▸ Directives
1. In the Photo Bot post below, which make and model did Google correctly identify for the sports car photographed on the walk home after lunch?
2. Copy out the part of the Photo Bot post below, starting with "However, Google doesn’t" and going on through "or very right.".

▸ Excerpted passage
►

What I learned from Photo Bot

It’s been an interesting week since we first released Photo Bot. I thought I’d share a few insights I’ve gathered from examining how each of the AIs performed in response to the dozens of photos that I personally sent, as well as the ones from my friends and others who signed up to use Photo Bot. As a reminder, here’s the link to the demo: https://muxgram.com/photobot

Google

Google is very good at identifying specific details. When I took a photo of a bowl of mussels, Google was the only one that identified the image as “mussels” while Microsoft just saw “food”. Amazon more accurately identified it as seafood — but guessed incorrectly that it was clams. And Google detected mussels as one of its top descriptors.

Furthermore, Google seems especially good at identifying the make and model of a car. In my previous post, I cited the fact that Google accurately identified my car as a BMW X3. More recently, as I was walking home after lunch one day, I took a picture of a nice sports car parked on the side of the road, which it correctly identified as a Ferrari 458.

However, Google doesn’t seem to do as well with older models of cars, like with this classic Mercedes 250SL — it only could identify it as an “antique car” or “luxury vehicle”.

Amazon

Amazon seemed more erratic in its performance. Sometimes it would be the only one to identify the object correctly, like this one of a peacock.

But then it would not be able to identify something as simple as a dog in the photo, mistaking it for a potted plant.

Otherwise, Amazon would be in the right ballpark for most general objects, like for this lamp.

Overall, it does OK for simple objects, but when it tries to be specific it tends to be either very wrong, or very right.

Microsoft

Microsoft is very good at composing the relationship of general objects. It completely nailed this photo my friend Karen sent in as “a statue of person riding a horse in the city”.

Same thing with this photo from my friend Geoff, while he was driving : “a car driving down a busy highway” was the result.

But Microsoft can also create very nonsensical descriptions, like this one of a tow truck: “a yellow and black truck sitting on top of a car”.

And because Microsoft tends to look for general objects it’s already familiar with, like a car or a road, it can completely miss the most prominent object in the photo. In this case, it missed the mailbox, and only sees the car parked on the side of a road. (To be fair, in this photo, all three missed the mailbox.)

So where does this all lead?

These comparisons make me think about user expectations. When submitting photos, people seemed to want Photo Bot to work like web search — if I send a picture of a restaurant, the AI should identify the specific restaurant. A picture of a skyscraper should identify which skyscraper it is. If there’s a picture of a shampoo bottle, people expect it to identify the specific product.

◄

▸ Record set
►

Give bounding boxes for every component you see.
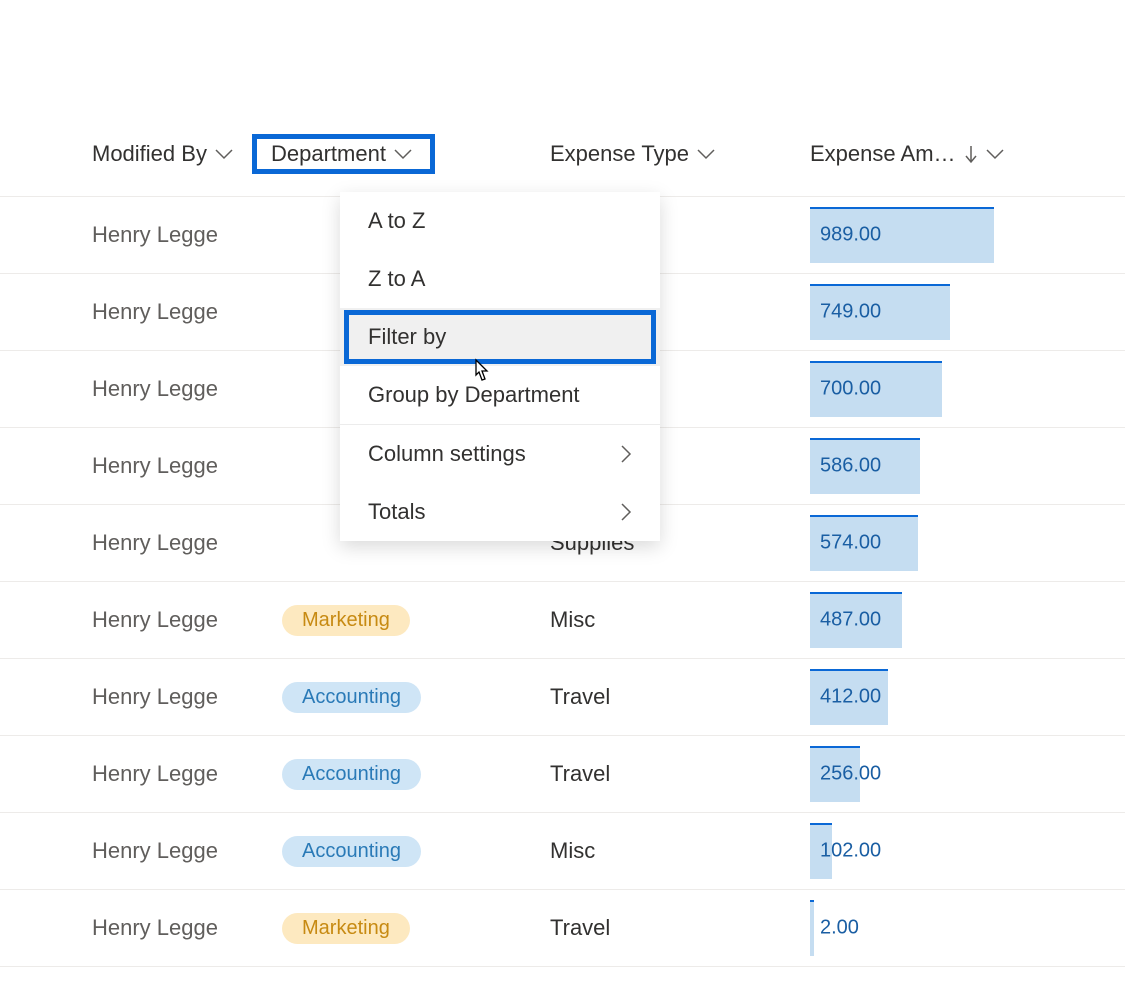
cell-expense-amount: 102.00 [810,813,1125,890]
cell-expense-amount: 2.00 [810,890,1125,967]
table-header-row: Modified By Department [0,120,1125,197]
chevron-down-icon [986,148,1004,160]
amount-value: 700.00 [820,378,881,401]
menu-item-sort-asc[interactable]: A to Z [340,192,660,250]
cell-modified-by: Henry Legge [0,659,270,736]
menu-item-label: A to Z [368,208,425,234]
cell-modified-by: Henry Legge [0,582,270,659]
amount-value: 586.00 [820,455,881,478]
column-header-department[interactable]: Department [252,134,435,174]
menu-item-totals[interactable]: Totals [340,483,660,541]
page-root: Modified By Department [0,0,1125,991]
column-header-label: Expense Am… [810,141,956,167]
column-header-expense-amount[interactable]: Expense Am… [810,141,1004,167]
department-pill: Marketing [282,605,410,636]
cell-modified-by: Henry Legge [0,505,270,582]
amount-value: 2.00 [820,917,859,940]
cell-department: Marketing [270,582,550,659]
cell-modified-by: Henry Legge [0,274,270,351]
menu-item-label: Z to A [368,266,425,292]
menu-item-filter-by[interactable]: Filter by [340,308,660,366]
table-row[interactable]: Henry Legge Marketing Misc 487.00 [0,582,1125,659]
column-header-expense-type[interactable]: Expense Type [550,141,715,167]
cell-expense-amount: 700.00 [810,351,1125,428]
chevron-down-icon [394,148,412,160]
cell-modified-by: Henry Legge [0,428,270,505]
menu-item-sort-desc[interactable]: Z to A [340,250,660,308]
cell-expense-type: Misc [550,582,810,659]
column-header-label: Expense Type [550,141,689,167]
cell-expense-amount: 989.00 [810,197,1125,274]
table-row[interactable]: Henry Legge Accounting Misc 102.00 [0,813,1125,890]
department-pill: Marketing [282,913,410,944]
cell-expense-amount: 749.00 [810,274,1125,351]
chevron-down-icon [215,148,233,160]
cell-department: Accounting [270,659,550,736]
cell-department: Accounting [270,813,550,890]
cell-expense-type: Travel [550,890,810,967]
cell-modified-by: Henry Legge [0,890,270,967]
cell-modified-by: Henry Legge [0,813,270,890]
amount-value: 102.00 [820,840,881,863]
amount-value: 412.00 [820,686,881,709]
column-context-menu: A to Z Z to A Filter by Group by Departm… [340,192,660,541]
cell-expense-amount: 574.00 [810,505,1125,582]
menu-item-column-settings[interactable]: Column settings [340,424,660,483]
cell-expense-type: Travel [550,659,810,736]
menu-item-label: Filter by [368,324,446,350]
table-row[interactable]: Henry Legge Accounting Travel 412.00 [0,659,1125,736]
column-header-label: Modified By [92,141,207,167]
department-pill: Accounting [282,682,421,713]
amount-value: 487.00 [820,609,881,632]
menu-item-label: Column settings [368,441,526,467]
cell-expense-type: Travel [550,736,810,813]
sort-descending-icon [964,144,978,164]
menu-item-label: Totals [368,499,425,525]
amount-value: 256.00 [820,763,881,786]
cell-expense-amount: 586.00 [810,428,1125,505]
table-row[interactable]: Henry Legge Marketing Travel 2.00 [0,890,1125,967]
amount-value: 574.00 [820,532,881,555]
table-row[interactable]: Henry Legge Accounting Travel 256.00 [0,736,1125,813]
column-header-label: Department [271,141,386,167]
menu-item-label: Group by Department [368,382,580,408]
cell-modified-by: Henry Legge [0,736,270,813]
column-header-modified-by[interactable]: Modified By [92,141,233,167]
amount-value: 989.00 [820,224,881,247]
department-pill: Accounting [282,759,421,790]
cell-expense-amount: 412.00 [810,659,1125,736]
cell-expense-amount: 256.00 [810,736,1125,813]
cell-modified-by: Henry Legge [0,197,270,274]
cell-expense-amount: 487.00 [810,582,1125,659]
amount-value: 749.00 [820,301,881,324]
cell-department: Marketing [270,890,550,967]
cell-department: Accounting [270,736,550,813]
department-pill: Accounting [282,836,421,867]
cell-modified-by: Henry Legge [0,351,270,428]
chevron-right-icon [620,503,632,521]
cell-expense-type: Misc [550,813,810,890]
amount-bar [810,900,814,956]
chevron-right-icon [620,445,632,463]
menu-item-group-by[interactable]: Group by Department [340,366,660,424]
chevron-down-icon [697,148,715,160]
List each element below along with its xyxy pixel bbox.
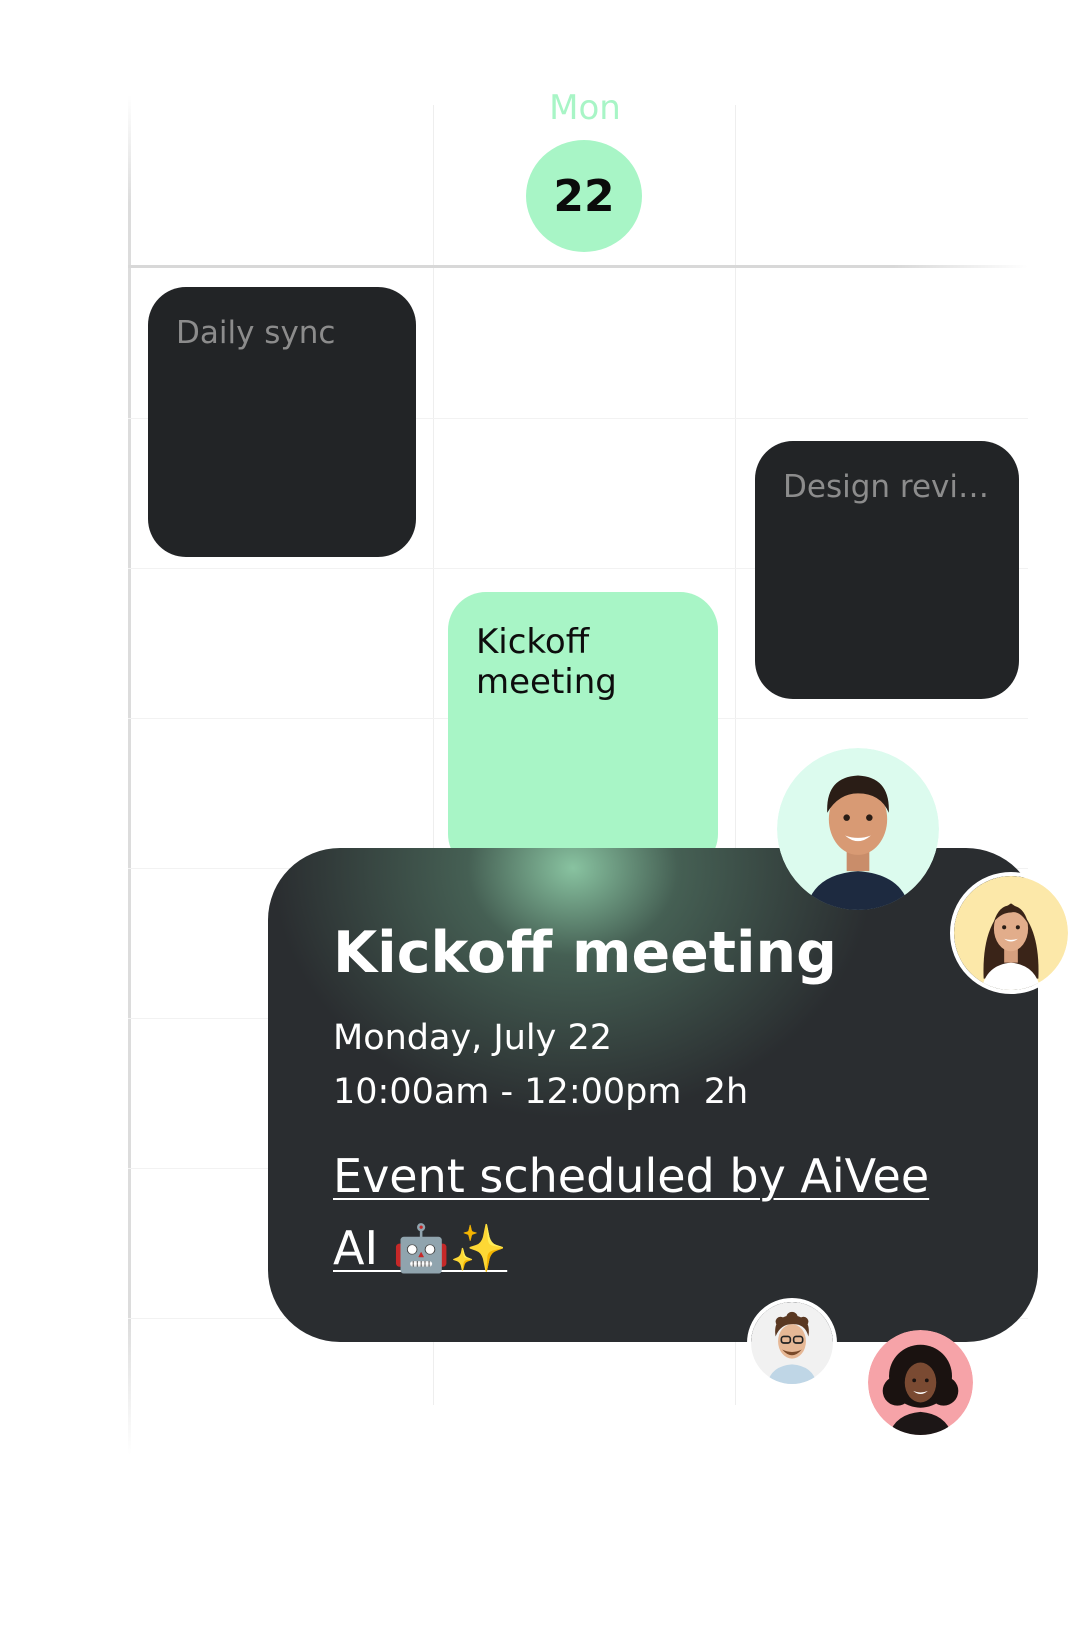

◄

▸ Task results
1. A Ferrari 458.

2.
However, Google doesn’t seem to do as well with older models of cars, like with this classic Mercedes 250SL — it only could identify it as an “antique car” or “luxury vehicle”.

Amazon

Amazon seemed more erratic in its performance. Sometimes it would be the only one to identify the object correctly, like this one of a peacock.

But then it would not be able to identify something as simple as a dog in the photo, mistaking it for a potted plant.

Otherwise, Amazon would be in the right ballpark for most general objects, like for this lamp.

Overall, it does OK for simple objects, but when it tries to be specific it tends to be either very wrong, or very right.